OITA SPORTS

8/20 WED 2025

supported by

シーアール

剣道 剣道

NEW!

全国高校総体 剣道男子 明豊の勝利の方程式崩れ、涙の準優勝 【大分県】

全国高校総体 剣道男子 明豊の勝利の方程式崩れ、涙の準優勝 【大分県】

 2年連続の準優勝。剣道男子団体の明豊は、今夏の全国高校総体(インターハイ)でまたもやあと一歩、日本一に届かなかった。表彰式で笑顔を見せる者は一人もいなかった。「本気で日本一を狙っていたからこそ悔しい」。選手たちの胸中は、言葉を尽くすまでもなくその表情に刻まれていた。

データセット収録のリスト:
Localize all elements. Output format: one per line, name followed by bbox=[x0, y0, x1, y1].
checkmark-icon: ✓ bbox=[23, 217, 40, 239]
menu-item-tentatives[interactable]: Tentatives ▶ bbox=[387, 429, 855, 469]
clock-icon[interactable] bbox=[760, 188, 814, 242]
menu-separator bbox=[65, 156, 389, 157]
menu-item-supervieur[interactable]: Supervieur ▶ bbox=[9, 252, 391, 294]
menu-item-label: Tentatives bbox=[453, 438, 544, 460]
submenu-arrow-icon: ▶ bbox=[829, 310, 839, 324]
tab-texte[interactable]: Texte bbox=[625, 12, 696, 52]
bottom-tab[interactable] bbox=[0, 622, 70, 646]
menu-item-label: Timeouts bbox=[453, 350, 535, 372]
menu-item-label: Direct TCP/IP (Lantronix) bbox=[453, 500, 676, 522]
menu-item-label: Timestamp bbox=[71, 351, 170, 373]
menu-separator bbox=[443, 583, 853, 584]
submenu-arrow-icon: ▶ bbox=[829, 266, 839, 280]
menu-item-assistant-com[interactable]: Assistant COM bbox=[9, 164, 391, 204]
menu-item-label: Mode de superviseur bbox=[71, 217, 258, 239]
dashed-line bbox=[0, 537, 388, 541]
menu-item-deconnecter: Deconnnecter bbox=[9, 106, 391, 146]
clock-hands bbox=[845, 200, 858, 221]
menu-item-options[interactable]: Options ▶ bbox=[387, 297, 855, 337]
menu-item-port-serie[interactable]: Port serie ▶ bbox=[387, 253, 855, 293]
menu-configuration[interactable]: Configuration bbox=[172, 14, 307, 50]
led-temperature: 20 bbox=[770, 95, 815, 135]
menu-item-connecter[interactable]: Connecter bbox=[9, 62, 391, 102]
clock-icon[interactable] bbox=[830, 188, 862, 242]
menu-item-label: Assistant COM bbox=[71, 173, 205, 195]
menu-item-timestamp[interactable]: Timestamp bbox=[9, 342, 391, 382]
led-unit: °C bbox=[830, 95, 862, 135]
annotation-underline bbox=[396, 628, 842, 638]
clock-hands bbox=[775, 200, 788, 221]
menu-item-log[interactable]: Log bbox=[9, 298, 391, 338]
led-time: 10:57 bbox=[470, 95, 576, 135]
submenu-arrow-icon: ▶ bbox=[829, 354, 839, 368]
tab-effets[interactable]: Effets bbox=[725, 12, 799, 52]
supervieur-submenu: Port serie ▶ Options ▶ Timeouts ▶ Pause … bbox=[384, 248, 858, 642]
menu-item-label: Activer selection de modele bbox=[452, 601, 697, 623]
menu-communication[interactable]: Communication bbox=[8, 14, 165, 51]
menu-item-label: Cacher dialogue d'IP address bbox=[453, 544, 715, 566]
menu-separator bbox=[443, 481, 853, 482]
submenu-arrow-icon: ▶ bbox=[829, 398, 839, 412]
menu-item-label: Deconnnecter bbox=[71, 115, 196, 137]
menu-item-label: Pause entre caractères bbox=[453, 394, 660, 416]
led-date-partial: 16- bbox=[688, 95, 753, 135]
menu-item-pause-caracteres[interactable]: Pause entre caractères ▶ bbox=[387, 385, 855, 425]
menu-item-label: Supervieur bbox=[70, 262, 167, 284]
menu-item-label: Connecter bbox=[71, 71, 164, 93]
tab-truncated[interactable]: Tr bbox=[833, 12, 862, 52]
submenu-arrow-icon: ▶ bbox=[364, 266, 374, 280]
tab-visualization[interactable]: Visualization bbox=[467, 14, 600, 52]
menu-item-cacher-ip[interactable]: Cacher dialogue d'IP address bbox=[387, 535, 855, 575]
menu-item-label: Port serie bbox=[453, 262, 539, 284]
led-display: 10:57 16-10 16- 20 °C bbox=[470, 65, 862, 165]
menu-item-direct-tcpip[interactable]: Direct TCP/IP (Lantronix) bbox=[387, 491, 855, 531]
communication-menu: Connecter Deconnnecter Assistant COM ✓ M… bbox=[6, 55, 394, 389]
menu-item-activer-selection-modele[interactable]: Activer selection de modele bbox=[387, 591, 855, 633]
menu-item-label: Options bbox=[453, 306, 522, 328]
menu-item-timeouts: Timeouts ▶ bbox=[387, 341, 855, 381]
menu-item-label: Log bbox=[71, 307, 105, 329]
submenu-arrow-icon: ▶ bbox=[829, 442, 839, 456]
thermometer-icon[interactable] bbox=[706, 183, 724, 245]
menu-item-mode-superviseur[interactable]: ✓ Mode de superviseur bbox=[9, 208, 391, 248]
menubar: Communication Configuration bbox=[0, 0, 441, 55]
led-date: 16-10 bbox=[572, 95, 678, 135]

[作業内容]: 上の記事抜粋のうち、「supported by」から「なくその表情に刻まれていた。」までの範囲を、一字一句変えずに書き写してください。

[作業結果]:
supported by

シーアール

剣道 剣道

NEW!

全国高校総体 剣道男子 明豊の勝利の方程式崩れ、涙の準優勝 【大分県】

全国高校総体 剣道男子 明豊の勝利の方程式崩れ、涙の準優勝 【大分県】

 2年連続の準優勝。剣道男子団体の明豊は、今夏の全国高校総体(インターハイ)でまたもやあと一歩、日本一に届かなかった。表彰式で笑顔を見せる者は一人もいなかった。「本気で日本一を狙っていたからこそ悔しい」。選手たちの胸中は、言葉を尽くすまでもなくその表情に刻まれていた。